## Exercise instructions:
Will you quote all of the entries, word for word?

# START OF Task inputs

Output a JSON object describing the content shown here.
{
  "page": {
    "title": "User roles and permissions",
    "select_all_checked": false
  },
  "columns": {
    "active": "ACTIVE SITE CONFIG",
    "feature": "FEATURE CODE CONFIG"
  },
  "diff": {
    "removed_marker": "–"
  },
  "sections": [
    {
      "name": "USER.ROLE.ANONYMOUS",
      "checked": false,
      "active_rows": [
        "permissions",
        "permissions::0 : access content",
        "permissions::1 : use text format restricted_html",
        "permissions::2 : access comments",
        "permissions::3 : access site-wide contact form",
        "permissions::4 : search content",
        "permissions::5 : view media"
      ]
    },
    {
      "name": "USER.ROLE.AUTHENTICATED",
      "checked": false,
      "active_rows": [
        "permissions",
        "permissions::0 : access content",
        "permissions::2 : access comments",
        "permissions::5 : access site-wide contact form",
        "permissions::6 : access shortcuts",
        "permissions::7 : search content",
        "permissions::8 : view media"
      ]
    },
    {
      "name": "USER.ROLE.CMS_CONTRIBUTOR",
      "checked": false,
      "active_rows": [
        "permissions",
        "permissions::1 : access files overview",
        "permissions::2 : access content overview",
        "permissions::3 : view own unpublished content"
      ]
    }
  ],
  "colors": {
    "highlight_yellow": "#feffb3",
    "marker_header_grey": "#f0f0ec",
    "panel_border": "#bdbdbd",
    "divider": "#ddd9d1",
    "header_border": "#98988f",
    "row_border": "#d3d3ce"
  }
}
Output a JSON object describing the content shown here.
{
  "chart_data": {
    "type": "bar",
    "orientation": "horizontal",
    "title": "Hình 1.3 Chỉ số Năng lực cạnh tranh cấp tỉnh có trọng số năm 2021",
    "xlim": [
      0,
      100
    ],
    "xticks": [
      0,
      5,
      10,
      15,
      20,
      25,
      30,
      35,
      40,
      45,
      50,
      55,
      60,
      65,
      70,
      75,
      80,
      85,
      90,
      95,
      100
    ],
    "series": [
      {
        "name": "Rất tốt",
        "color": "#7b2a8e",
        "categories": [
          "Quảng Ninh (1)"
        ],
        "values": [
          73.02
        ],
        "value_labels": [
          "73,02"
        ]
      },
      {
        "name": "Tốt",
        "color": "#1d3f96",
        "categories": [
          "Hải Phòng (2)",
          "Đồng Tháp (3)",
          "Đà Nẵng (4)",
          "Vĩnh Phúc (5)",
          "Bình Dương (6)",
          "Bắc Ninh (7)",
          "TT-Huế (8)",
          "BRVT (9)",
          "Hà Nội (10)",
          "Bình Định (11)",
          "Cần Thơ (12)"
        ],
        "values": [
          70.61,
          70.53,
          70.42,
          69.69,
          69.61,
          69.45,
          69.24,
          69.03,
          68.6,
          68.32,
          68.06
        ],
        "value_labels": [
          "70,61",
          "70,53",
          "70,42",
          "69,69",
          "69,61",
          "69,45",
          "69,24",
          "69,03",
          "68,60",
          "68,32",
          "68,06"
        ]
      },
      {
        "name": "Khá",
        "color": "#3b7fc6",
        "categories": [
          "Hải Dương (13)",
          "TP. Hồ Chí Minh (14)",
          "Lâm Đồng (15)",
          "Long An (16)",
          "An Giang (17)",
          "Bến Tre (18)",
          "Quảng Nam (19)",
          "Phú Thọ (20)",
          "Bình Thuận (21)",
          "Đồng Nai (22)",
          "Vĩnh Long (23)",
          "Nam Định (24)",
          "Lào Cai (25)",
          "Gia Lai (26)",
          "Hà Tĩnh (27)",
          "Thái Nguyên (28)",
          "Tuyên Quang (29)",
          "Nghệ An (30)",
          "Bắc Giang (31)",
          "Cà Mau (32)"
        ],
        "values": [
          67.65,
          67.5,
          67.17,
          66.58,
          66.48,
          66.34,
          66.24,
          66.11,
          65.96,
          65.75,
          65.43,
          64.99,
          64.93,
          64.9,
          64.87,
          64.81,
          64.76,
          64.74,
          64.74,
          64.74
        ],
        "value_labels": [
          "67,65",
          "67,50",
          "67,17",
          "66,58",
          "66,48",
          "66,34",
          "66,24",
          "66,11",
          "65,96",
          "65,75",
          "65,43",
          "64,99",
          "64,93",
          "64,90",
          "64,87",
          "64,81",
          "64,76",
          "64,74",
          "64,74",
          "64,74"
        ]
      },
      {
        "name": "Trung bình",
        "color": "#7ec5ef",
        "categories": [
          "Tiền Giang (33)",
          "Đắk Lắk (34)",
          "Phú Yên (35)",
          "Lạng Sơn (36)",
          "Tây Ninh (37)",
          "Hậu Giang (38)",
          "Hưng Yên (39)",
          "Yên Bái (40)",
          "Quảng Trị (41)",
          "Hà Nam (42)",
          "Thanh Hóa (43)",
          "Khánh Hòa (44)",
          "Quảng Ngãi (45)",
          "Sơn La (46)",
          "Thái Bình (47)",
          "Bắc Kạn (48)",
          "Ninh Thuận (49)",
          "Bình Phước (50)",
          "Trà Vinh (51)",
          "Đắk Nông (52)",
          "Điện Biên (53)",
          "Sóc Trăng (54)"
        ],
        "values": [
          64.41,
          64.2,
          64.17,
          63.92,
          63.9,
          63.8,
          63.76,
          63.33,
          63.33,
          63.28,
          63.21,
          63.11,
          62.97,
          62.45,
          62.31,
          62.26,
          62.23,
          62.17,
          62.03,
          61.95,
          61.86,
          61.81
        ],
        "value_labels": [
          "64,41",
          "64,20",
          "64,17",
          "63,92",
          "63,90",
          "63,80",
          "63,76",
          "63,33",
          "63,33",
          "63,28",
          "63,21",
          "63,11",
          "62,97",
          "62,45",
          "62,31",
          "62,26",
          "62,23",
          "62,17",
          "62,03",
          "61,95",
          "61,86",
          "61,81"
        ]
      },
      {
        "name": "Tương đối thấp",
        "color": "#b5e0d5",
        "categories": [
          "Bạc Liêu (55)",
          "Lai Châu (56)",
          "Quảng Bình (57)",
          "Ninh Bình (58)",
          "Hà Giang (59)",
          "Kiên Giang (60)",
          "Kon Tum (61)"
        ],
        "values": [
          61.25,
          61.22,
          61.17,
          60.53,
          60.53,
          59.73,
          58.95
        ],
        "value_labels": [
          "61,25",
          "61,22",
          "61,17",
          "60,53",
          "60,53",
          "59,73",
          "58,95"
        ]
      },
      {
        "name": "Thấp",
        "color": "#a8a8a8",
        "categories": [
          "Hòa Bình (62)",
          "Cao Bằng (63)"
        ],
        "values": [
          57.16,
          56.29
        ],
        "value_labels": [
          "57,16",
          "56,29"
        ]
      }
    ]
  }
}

# END OF Task inputs

## Result of this task:
Output a JSON object describing the content shown here.
{
  "page": {
    "title": "User roles and permissions",
    "select_all_checked": false
  },
  "columns": {
    "active": "ACTIVE SITE CONFIG",
    "feature": "FEATURE CODE CONFIG"
  },
  "diff": {
    "removed_marker": "–"
  },
  "sections": [
    {
      "name": "USER.ROLE.ANONYMOUS",
      "checked": false,
      "active_rows": [
        "permissions",
        "permissions::0 : access content",
        "permissions::1 : use text format restricted_html",
        "permissions::2 : access comments",
        "permissions::3 : access site-wide contact form",
        "permissions::4 : search content",
        "permissions::5 : view media"
      ]
    },
    {
      "name": "USER.ROLE.AUTHENTICATED",
      "checked": false,
      "active_rows": [
        "permissions",
        "permissions::0 : access content",
        "permissions::2 : access comments",
        "permissions::5 : access site-wide contact form",
        "permissions::6 : access shortcuts",
        "permissions::7 : search content",
        "permissions::8 : view media"
      ]
    },
    {
      "name": "USER.ROLE.CMS_CONTRIBUTOR",
      "checked": false,
      "active_rows": [
        "permissions",
        "permissions::1 : access files overview",
        "permissions::2 : access content overview",
        "permissions::3 : view own unpublished content"
      ]
    }
  ],
  "colors": {
    "highlight_yellow": "#feffb3",
    "marker_header_grey": "#f0f0ec",
    "panel_border": "#bdbdbd",
    "divider": "#ddd9d1",
    "header_border": "#98988f",
    "row_border": "#d3d3ce"
  }
}
Output a JSON object describing the content shown here.
{
  "chart_data": {
    "type": "bar",
    "orientation": "horizontal",
    "title": "Hình 1.3 Chỉ số Năng lực cạnh tranh cấp tỉnh có trọng số năm 2021",
    "xlim": [
      0,
      100
    ],
    "xticks": [
      0,
      5,
      10,
      15,
      20,
      25,
      30,
      35,
      40,
      45,
      50,
      55,
      60,
      65,
      70,
      75,
      80,
      85,
      90,
      95,
      100
    ],
    "series": [
      {
        "name": "Rất tốt",
        "color": "#7b2a8e",
        "categories": [
          "Quảng Ninh (1)"
        ],
        "values": [
          73.02
        ],
        "value_labels": [
          "73,02"
        ]
      },
      {
        "name": "Tốt",
        "color": "#1d3f96",
        "categories": [
          "Hải Phòng (2)",
          "Đồng Tháp (3)",
          "Đà Nẵng (4)",
          "Vĩnh Phúc (5)",
          "Bình Dương (6)",
          "Bắc Ninh (7)",
          "TT-Huế (8)",
          "BRVT (9)",
          "Hà Nội (10)",
          "Bình Định (11)",
          "Cần Thơ (12)"
        ],
        "values": [
          70.61,
          70.53,
          70.42,
          69.69,
          69.61,
          69.45,
          69.24,
          69.03,
          68.6,
          68.32,
          68.06
        ],
        "value_labels": [
          "70,61",
          "70,53",
          "70,42",
          "69,69",
          "69,61",
          "69,45",
          "69,24",
          "69,03",
          "68,60",
          "68,32",
          "68,06"
        ]
      },
      {
        "name": "Khá",
        "color": "#3b7fc6",
        "categories": [
          "Hải Dương (13)",
          "TP. Hồ Chí Minh (14)",
          "Lâm Đồng (15)",
          "Long An (16)",
          "An Giang (17)",
          "Bến Tre (18)",
          "Quảng Nam (19)",
          "Phú Thọ (20)",
          "Bình Thuận (21)",
          "Đồng Nai (22)",
          "Vĩnh Long (23)",
          "Nam Định (24)",
          "Lào Cai (25)",
          "Gia Lai (26)",
          "Hà Tĩnh (27)",
          "Thái Nguyên (28)",
          "Tuyên Quang (29)",
          "Nghệ An (30)",
          "Bắc Giang (31)",
          "Cà Mau (32)"
        ],
        "values": [
          67.65,
          67.5,
          67.17,
          66.58,
          66.48,
          66.34,
          66.24,
          66.11,
          65.96,
          65.75,
          65.43,
          64.99,
          64.93,
          64.9,
          64.87,
          64.81,
          64.76,
          64.74,
          64.74,
          64.74
        ],
        "value_labels": [
          "67,65",
          "67,50",
          "67,17",
          "66,58",
          "66,48",
          "66,34",
          "66,24",
          "66,11",
          "65,96",
          "65,75",
          "65,43",
          "64,99",
          "64,93",
          "64,90",
          "64,87",
          "64,81",
          "64,76",
          "64,74",
          "64,74",
          "64,74"
        ]
      },
      {
        "name": "Trung bình",
        "color": "#7ec5ef",
        "categories": [
          "Tiền Giang (33)",
          "Đắk Lắk (34)",
          "Phú Yên (35)",
          "Lạng Sơn (36)",
          "Tây Ninh (37)",
          "Hậu Giang (38)",
          "Hưng Yên (39)",
          "Yên Bái (40)",
          "Quảng Trị (41)",
          "Hà Nam (42)",
          "Thanh Hóa (43)",
          "Khánh Hòa (44)",
          "Quảng Ngãi (45)",
          "Sơn La (46)",
          "Thái Bình (47)",
          "Bắc Kạn (48)",
          "Ninh Thuận (49)",
          "Bình Phước (50)",
          "Trà Vinh (51)",
          "Đắk Nông (52)",
          "Điện Biên (53)",
          "Sóc Trăng (54)"
        ],
        "values": [
          64.41,
          64.2,
          64.17,
          63.92,
          63.9,
          63.8,
          63.76,
          63.33,
          63.33,
          63.28,
          63.21,
          63.11,
          62.97,
          62.45,
          62.31,
          62.26,
          62.23,
          62.17,
          62.03,
          61.95,
          61.86,
          61.81
        ],
        "value_labels": [
          "64,41",
          "64,20",
          "64,17",
          "63,92",
          "63,90",
          "63,80",
          "63,76",
          "63,33",
          "63,33",
          "63,28",
          "63,21",
          "63,11",
          "62,97",
          "62,45",
          "62,31",
          "62,26",
          "62,23",
          "62,17",
          "62,03",
          "61,95",
          "61,86",
          "61,81"
        ]
      },
      {
        "name": "Tương đối thấp",
        "color": "#b5e0d5",
        "categories": [
          "Bạc Liêu (55)",
          "Lai Châu (56)",
          "Quảng Bình (57)",
          "Ninh Bình (58)",
          "Hà Giang (59)",
          "Kiên Giang (60)",
          "Kon Tum (61)"
        ],
        "values": [
          61.25,
          61.22,
          61.17,
          60.53,
          60.53,
          59.73,
          58.95
        ],
        "value_labels": [
          "61,25",
          "61,22",
          "61,17",
          "60,53",
          "60,53",
          "59,73",
          "58,95"
        ]
      },
      {
        "name": "Thấp",
        "color": "#a8a8a8",
        "categories": [
          "Hòa Bình (62)",
          "Cao Bằng (63)"
        ],
        "values": [
          57.16,
          56.29
        ],
        "value_labels": [
          "57,16",
          "56,29"
        ]
      }
    ]
  }
}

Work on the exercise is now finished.